== READING TEXT ==
------------------------------

Postpartum psychosis (PPP) is a psychiatric condition that arises shortly after childbirth. Electroconvulsive therapy (ECT) offers rapid symptom relief, particularly in severe cases. Despite reports of ECT effectiveness in PPP, its use remains limited and unstandardized.

Objectives

This systematic review aims to evaluate the clinical effectiveness of ECT in treating PPP.

Methods

The electronic databases PubMed/MEDLINE, Cochrane, SciELO, SCOPUS, and WOS were screened for studies reporting ECT outcomes in PPP following the Preferred Reporting Items for Systematic Reviews and Meta-Analyses guidelines. Studies published between 2004 and 2024, written in English, and focused on subjects up to 12 months postpartum were included. All studies were vetted by ≥ 2 reviewers. Bias was assessed with the JBI Critical Appraisal Tool.

Results

A total of 255 studies were identified and 7 met the inclusion criteria. ECT was exclusively used in severe PPP refractory to pharmacological intervention. Symptom improvement was reported in 100% of cases and most achieved total remission. Total ECT sessions ranged from 5 to 15, with symptom improvement after 1-6 sessions and remission after 5-11 sessions. ECT side effects were transient and included memory loss, mild cognitive deficit, and pain.

------------------------------

== GIVEN RECORDS ==
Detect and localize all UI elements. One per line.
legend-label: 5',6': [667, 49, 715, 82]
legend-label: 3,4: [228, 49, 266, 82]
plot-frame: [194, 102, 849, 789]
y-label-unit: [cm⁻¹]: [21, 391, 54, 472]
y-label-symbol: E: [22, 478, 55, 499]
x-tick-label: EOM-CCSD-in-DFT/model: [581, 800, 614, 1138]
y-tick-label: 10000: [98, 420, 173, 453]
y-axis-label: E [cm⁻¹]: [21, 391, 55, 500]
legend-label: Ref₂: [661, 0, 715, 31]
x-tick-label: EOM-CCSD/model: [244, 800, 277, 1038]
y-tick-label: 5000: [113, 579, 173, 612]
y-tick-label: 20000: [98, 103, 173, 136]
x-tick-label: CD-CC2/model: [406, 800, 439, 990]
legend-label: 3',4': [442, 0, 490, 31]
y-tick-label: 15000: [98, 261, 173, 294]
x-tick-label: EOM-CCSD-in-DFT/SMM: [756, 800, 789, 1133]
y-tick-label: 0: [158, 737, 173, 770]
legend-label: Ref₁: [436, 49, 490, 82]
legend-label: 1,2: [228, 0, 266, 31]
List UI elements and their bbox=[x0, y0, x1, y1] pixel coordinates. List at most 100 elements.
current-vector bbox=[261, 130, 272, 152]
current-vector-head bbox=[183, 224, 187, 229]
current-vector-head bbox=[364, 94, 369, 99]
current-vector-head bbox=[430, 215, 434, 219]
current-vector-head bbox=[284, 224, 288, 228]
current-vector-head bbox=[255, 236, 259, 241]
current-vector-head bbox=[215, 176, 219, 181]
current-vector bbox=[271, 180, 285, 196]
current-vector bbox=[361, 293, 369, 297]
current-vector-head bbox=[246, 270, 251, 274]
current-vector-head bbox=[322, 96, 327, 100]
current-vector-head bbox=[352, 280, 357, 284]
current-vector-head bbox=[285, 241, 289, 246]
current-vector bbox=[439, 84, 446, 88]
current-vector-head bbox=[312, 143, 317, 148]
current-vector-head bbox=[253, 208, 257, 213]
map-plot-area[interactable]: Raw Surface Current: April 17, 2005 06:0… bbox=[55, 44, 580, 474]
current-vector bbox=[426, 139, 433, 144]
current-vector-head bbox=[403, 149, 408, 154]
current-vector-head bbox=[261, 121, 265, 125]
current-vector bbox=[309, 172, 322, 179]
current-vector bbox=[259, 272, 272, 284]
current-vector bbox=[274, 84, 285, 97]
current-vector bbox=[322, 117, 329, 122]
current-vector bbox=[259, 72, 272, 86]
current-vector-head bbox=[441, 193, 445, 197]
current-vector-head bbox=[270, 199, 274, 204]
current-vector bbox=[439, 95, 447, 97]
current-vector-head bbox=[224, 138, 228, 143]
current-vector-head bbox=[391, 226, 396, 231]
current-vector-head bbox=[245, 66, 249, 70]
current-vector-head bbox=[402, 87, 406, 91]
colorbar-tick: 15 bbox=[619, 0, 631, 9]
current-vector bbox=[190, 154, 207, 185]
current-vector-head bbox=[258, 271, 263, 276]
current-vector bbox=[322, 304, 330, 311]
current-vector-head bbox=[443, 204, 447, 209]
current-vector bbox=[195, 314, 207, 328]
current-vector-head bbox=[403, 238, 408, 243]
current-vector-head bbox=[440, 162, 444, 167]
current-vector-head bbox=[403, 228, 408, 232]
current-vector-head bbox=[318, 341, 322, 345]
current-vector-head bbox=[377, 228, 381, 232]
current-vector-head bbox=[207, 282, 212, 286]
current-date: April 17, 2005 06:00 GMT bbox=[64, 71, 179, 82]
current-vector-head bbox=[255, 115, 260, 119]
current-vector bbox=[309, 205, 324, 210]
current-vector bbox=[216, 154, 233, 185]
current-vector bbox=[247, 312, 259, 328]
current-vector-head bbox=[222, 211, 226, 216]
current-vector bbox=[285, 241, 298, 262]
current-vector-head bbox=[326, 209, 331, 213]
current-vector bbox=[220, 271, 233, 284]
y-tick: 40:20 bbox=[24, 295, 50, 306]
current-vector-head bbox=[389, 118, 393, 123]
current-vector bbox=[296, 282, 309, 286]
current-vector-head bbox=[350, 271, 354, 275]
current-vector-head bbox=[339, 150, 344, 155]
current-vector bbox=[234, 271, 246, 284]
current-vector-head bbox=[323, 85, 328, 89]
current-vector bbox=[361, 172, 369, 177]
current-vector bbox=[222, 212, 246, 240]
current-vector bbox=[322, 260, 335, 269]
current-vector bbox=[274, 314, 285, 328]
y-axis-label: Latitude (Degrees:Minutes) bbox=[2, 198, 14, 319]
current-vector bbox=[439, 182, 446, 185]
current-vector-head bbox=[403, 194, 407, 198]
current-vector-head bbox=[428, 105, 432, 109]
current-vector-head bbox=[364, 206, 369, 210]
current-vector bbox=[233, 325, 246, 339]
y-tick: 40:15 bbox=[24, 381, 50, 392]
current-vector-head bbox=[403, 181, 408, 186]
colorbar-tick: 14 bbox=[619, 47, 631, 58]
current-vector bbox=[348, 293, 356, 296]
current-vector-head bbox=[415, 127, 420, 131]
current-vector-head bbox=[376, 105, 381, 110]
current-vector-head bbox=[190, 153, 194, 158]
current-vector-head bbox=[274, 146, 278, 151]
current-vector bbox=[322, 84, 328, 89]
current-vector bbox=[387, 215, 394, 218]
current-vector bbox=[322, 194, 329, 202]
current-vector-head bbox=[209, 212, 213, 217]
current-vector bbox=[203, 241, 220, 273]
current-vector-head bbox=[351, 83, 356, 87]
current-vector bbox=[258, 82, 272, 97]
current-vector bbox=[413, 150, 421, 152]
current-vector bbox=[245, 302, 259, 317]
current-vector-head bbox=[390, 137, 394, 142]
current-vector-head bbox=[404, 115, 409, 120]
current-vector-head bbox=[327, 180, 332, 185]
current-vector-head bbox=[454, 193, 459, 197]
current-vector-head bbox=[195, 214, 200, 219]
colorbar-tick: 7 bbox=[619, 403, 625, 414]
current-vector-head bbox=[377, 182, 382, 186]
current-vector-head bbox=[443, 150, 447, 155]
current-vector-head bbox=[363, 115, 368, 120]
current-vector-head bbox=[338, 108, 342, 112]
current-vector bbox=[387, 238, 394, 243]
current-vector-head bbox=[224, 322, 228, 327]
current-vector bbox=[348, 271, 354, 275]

------------------------------

== EXERCISE BRIEF ==
Answer from the abstract on electroconvulsive therapy for postpartum psychosis.
(a) Between which years were the included studies published?
(b) How many studies met the inclusion criteria?
(c) What range of total ECT sessions was reported?
The items above play no part in this exercise.

== TASK SOLUTION ==
(a) Between 2004 and 2024.
(b) Seven.
(c) From 5 to 15 sessions.